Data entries
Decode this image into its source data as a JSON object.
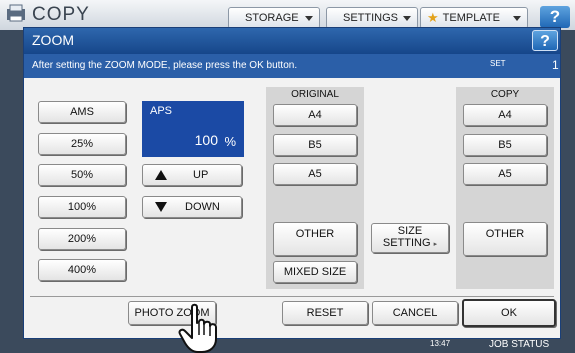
{
  "topbar": {
    "title": "COPY",
    "storage_label": "STORAGE",
    "settings_label": "SETTINGS",
    "template_label": "TEMPLATE",
    "help_label": "?"
  },
  "dialog": {
    "title": "ZOOM",
    "help_label": "?",
    "message": "After setting the ZOOM MODE, please press the OK button.",
    "set_label": "SET",
    "set_count": "1"
  },
  "zoom_buttons": [
    "AMS",
    "25%",
    "50%",
    "100%",
    "200%",
    "400%"
  ],
  "aps": {
    "label": "APS",
    "value": "100",
    "unit": "%"
  },
  "adjust": {
    "up_label": "UP",
    "down_label": "DOWN"
  },
  "original": {
    "title": "ORIGINAL",
    "sizes": [
      "A4",
      "B5",
      "A5"
    ],
    "other_label": "OTHER",
    "mixed_label": "MIXED SIZE"
  },
  "size_setting": {
    "line1": "SIZE",
    "line2": "SETTING"
  },
  "copy": {
    "title": "COPY",
    "sizes": [
      "A4",
      "B5",
      "A5"
    ],
    "other_label": "OTHER"
  },
  "bottom": {
    "photo_zoom_label": "PHOTO ZOOM",
    "reset_label": "RESET",
    "cancel_label": "CANCEL",
    "ok_label": "OK"
  },
  "status": {
    "time": "13:47",
    "job_status_label": "JOB STATUS"
  },
  "colors": {
    "accent_blue": "#1b4aa5",
    "title_blue": "#16468a",
    "panel_gray": "#d5d5d5"
  }
}
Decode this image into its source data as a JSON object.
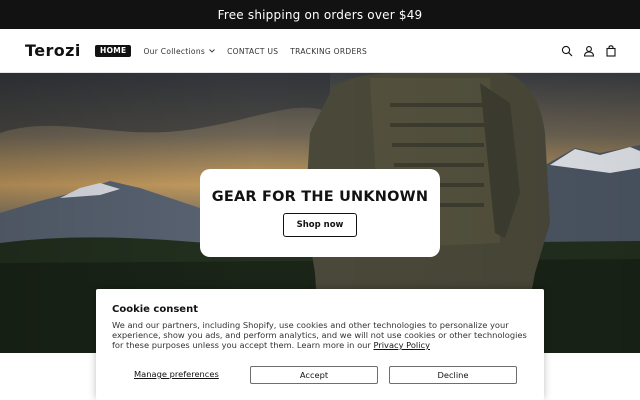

▶ _WORK REQUIRED_
Every entry must be written out exactly, with all pictures left out.

▶ _FULL ANSWER_
Decode this image into its source data as a JSON object.
{
  "topbar": {
    "title": "COPY",
    "storage_label": "STORAGE",
    "settings_label": "SETTINGS",
    "template_label": "TEMPLATE",
    "help_label": "?"
  },
  "dialog": {
    "title": "ZOOM",
    "help_label": "?",
    "message": "After setting the ZOOM MODE, please press the OK button.",
    "set_label": "SET",
    "set_count": "1"
  },
  "zoom_buttons": [
    "AMS",
    "25%",
    "50%",
    "100%",
    "200%",
    "400%"
  ],
  "aps": {
    "label": "APS",
    "value": "100",
    "unit": "%"
  },
  "adjust": {
    "up_label": "UP",
    "down_label": "DOWN"
  },
  "original": {
    "title": "ORIGINAL",
    "sizes": [
      "A4",
      "B5",
      "A5"
    ],
    "other_label": "OTHER",
    "mixed_label": "MIXED SIZE"
  },
  "size_setting": {
    "line1": "SIZE",
    "line2": "SETTING"
  },
  "copy": {
    "title": "COPY",
    "sizes": [
      "A4",
      "B5",
      "A5"
    ],
    "other_label": "OTHER"
  },
  "bottom": {
    "photo_zoom_label": "PHOTO ZOOM",
    "reset_label": "RESET",
    "cancel_label": "CANCEL",
    "ok_label": "OK"
  },
  "status": {
    "time": "13:47",
    "job_status_label": "JOB STATUS"
  },
  "colors": {
    "accent_blue": "#1b4aa5",
    "title_blue": "#16468a",
    "panel_gray": "#d5d5d5"
  }
}
Decode this image into its source data as a JSON object.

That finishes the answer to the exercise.